- GIVEN PROBLEM:
Omit the images. Copy each entry word for word.

++++ STORED ROWS

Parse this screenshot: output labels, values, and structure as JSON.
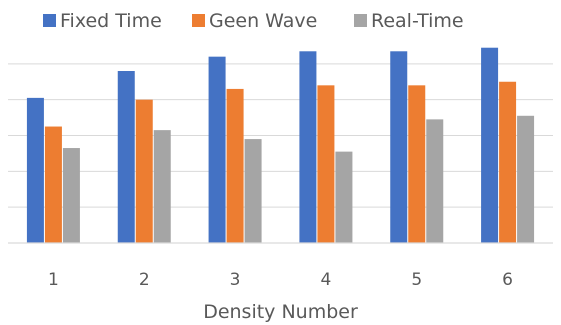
{
  "chart_data": {
    "type": "bar",
    "categories": [
      "1",
      "2",
      "3",
      "4",
      "5",
      "6"
    ],
    "series": [
      {
        "name": "Fixed Time",
        "color": "#4472C4",
        "values": [
          40.5,
          48,
          52,
          53.5,
          53.5,
          54.5
        ]
      },
      {
        "name": "Geen Wave",
        "color": "#ED7D31",
        "values": [
          32.5,
          40,
          43,
          44,
          44,
          45
        ]
      },
      {
        "name": "Real-Time",
        "color": "#A5A5A5",
        "values": [
          26.5,
          31.5,
          29,
          25.5,
          34.5,
          35.5
        ]
      }
    ],
    "xlabel": "Density Number",
    "ylabel": "",
    "ylim": [
      0,
      60
    ],
    "grid": true,
    "legend": "top"
  }
}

++++++++

- THE RESPONSE:
Parse this screenshot: output labels, values, and structure as JSON.
{
  "chart_data": {
    "type": "bar",
    "categories": [
      "1",
      "2",
      "3",
      "4",
      "5",
      "6"
    ],
    "series": [
      {
        "name": "Fixed Time",
        "color": "#4472C4",
        "values": [
          40.5,
          48,
          52,
          53.5,
          53.5,
          54.5
        ]
      },
      {
        "name": "Geen Wave",
        "color": "#ED7D31",
        "values": [
          32.5,
          40,
          43,
          44,
          44,
          45
        ]
      },
      {
        "name": "Real-Time",
        "color": "#A5A5A5",
        "values": [
          26.5,
          31.5,
          29,
          25.5,
          34.5,
          35.5
        ]
      }
    ],
    "xlabel": "Density Number",
    "ylabel": "",
    "ylim": [
      0,
      60
    ],
    "grid": true,
    "legend": "top"
  }
}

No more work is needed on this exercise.